» **Records for processing**
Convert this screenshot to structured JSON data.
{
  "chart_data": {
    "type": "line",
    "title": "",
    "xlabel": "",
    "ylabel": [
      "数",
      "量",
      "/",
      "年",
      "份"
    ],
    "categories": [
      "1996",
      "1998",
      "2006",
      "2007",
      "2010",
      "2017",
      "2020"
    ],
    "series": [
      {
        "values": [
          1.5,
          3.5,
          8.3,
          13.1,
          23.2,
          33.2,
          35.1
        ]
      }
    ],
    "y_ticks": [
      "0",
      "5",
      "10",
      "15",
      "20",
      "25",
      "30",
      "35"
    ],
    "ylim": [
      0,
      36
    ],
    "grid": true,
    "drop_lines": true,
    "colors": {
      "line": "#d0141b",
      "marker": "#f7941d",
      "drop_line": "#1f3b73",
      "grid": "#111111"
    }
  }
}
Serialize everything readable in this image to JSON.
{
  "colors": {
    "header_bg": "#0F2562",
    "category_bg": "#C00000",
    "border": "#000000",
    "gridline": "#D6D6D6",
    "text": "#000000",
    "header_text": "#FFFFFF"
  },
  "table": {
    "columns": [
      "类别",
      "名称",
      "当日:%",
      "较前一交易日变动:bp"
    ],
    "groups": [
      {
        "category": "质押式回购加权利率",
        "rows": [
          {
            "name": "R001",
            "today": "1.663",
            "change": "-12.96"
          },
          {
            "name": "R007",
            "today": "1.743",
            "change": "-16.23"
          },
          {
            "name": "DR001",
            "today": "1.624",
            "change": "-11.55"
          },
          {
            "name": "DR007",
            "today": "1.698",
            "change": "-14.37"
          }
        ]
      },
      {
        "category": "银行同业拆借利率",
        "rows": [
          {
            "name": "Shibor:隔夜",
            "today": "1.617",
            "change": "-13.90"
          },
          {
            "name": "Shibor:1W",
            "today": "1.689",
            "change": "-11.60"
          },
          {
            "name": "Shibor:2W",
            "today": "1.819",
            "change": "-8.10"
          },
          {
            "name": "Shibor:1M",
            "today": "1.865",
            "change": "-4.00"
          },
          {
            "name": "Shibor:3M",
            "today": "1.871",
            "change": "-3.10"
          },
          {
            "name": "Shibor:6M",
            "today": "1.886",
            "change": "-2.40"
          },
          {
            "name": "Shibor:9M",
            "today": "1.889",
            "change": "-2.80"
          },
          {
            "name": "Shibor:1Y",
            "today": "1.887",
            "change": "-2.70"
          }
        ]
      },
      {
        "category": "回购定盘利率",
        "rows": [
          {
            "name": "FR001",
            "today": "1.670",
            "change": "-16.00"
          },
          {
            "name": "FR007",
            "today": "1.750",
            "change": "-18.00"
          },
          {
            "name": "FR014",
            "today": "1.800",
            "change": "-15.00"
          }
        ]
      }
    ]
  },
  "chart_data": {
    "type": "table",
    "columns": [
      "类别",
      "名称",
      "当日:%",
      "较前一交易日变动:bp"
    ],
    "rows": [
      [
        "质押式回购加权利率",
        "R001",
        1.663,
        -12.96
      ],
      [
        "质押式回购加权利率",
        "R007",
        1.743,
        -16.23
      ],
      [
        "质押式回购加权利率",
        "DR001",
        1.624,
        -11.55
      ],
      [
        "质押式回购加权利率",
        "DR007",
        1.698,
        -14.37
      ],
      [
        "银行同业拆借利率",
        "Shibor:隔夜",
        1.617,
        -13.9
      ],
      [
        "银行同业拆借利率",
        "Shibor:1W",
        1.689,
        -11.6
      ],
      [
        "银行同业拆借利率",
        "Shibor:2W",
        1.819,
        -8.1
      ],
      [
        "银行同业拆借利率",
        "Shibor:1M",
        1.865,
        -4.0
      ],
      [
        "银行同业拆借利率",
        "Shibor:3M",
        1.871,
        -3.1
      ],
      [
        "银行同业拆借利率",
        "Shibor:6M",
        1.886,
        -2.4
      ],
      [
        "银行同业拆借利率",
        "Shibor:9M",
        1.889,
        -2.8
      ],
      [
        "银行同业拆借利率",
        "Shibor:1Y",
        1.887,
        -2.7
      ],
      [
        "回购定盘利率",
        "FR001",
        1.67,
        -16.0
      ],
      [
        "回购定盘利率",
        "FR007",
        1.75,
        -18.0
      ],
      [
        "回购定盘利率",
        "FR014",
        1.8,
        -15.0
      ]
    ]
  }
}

» **What needs to be done**
Print again each line of the listing above, exactly as it appears.

» **Task solution**
Convert this screenshot to structured JSON data.
{
  "chart_data": {
    "type": "line",
    "title": "",
    "xlabel": "",
    "ylabel": [
      "数",
      "量",
      "/",
      "年",
      "份"
    ],
    "categories": [
      "1996",
      "1998",
      "2006",
      "2007",
      "2010",
      "2017",
      "2020"
    ],
    "series": [
      {
        "values": [
          1.5,
          3.5,
          8.3,
          13.1,
          23.2,
          33.2,
          35.1
        ]
      }
    ],
    "y_ticks": [
      "0",
      "5",
      "10",
      "15",
      "20",
      "25",
      "30",
      "35"
    ],
    "ylim": [
      0,
      36
    ],
    "grid": true,
    "drop_lines": true,
    "colors": {
      "line": "#d0141b",
      "marker": "#f7941d",
      "drop_line": "#1f3b73",
      "grid": "#111111"
    }
  }
}
Serialize everything readable in this image to JSON.
{
  "colors": {
    "header_bg": "#0F2562",
    "category_bg": "#C00000",
    "border": "#000000",
    "gridline": "#D6D6D6",
    "text": "#000000",
    "header_text": "#FFFFFF"
  },
  "table": {
    "columns": [
      "类别",
      "名称",
      "当日:%",
      "较前一交易日变动:bp"
    ],
    "groups": [
      {
        "category": "质押式回购加权利率",
        "rows": [
          {
            "name": "R001",
            "today": "1.663",
            "change": "-12.96"
          },
          {
            "name": "R007",
            "today": "1.743",
            "change": "-16.23"
          },
          {
            "name": "DR001",
            "today": "1.624",
            "change": "-11.55"
          },
          {
            "name": "DR007",
            "today": "1.698",
            "change": "-14.37"
          }
        ]
      },
      {
        "category": "银行同业拆借利率",
        "rows": [
          {
            "name": "Shibor:隔夜",
            "today": "1.617",
            "change": "-13.90"
          },
          {
            "name": "Shibor:1W",
            "today": "1.689",
            "change": "-11.60"
          },
          {
            "name": "Shibor:2W",
            "today": "1.819",
            "change": "-8.10"
          },
          {
            "name": "Shibor:1M",
            "today": "1.865",
            "change": "-4.00"
          },
          {
            "name": "Shibor:3M",
            "today": "1.871",
            "change": "-3.10"
          },
          {
            "name": "Shibor:6M",
            "today": "1.886",
            "change": "-2.40"
          },
          {
            "name": "Shibor:9M",
            "today": "1.889",
            "change": "-2.80"
          },
          {
            "name": "Shibor:1Y",
            "today": "1.887",
            "change": "-2.70"
          }
        ]
      },
      {
        "category": "回购定盘利率",
        "rows": [
          {
            "name": "FR001",
            "today": "1.670",
            "change": "-16.00"
          },
          {
            "name": "FR007",
            "today": "1.750",
            "change": "-18.00"
          },
          {
            "name": "FR014",
            "today": "1.800",
            "change": "-15.00"
          }
        ]
      }
    ]
  },
  "chart_data": {
    "type": "table",
    "columns": [
      "类别",
      "名称",
      "当日:%",
      "较前一交易日变动:bp"
    ],
    "rows": [
      [
        "质押式回购加权利率",
        "R001",
        1.663,
        -12.96
      ],
      [
        "质押式回购加权利率",
        "R007",
        1.743,
        -16.23
      ],
      [
        "质押式回购加权利率",
        "DR001",
        1.624,
        -11.55
      ],
      [
        "质押式回购加权利率",
        "DR007",
        1.698,
        -14.37
      ],
      [
        "银行同业拆借利率",
        "Shibor:隔夜",
        1.617,
        -13.9
      ],
      [
        "银行同业拆借利率",
        "Shibor:1W",
        1.689,
        -11.6
      ],
      [
        "银行同业拆借利率",
        "Shibor:2W",
        1.819,
        -8.1
      ],
      [
        "银行同业拆借利率",
        "Shibor:1M",
        1.865,
        -4.0
      ],
      [
        "银行同业拆借利率",
        "Shibor:3M",
        1.871,
        -3.1
      ],
      [
        "银行同业拆借利率",
        "Shibor:6M",
        1.886,
        -2.4
      ],
      [
        "银行同业拆借利率",
        "Shibor:9M",
        1.889,
        -2.8
      ],
      [
        "银行同业拆借利率",
        "Shibor:1Y",
        1.887,
        -2.7
      ],
      [
        "回购定盘利率",
        "FR001",
        1.67,
        -16.0
      ],
      [
        "回购定盘利率",
        "FR007",
        1.75,
        -18.0
      ],
      [
        "回购定盘利率",
        "FR014",
        1.8,
        -15.0
      ]
    ]
  }
}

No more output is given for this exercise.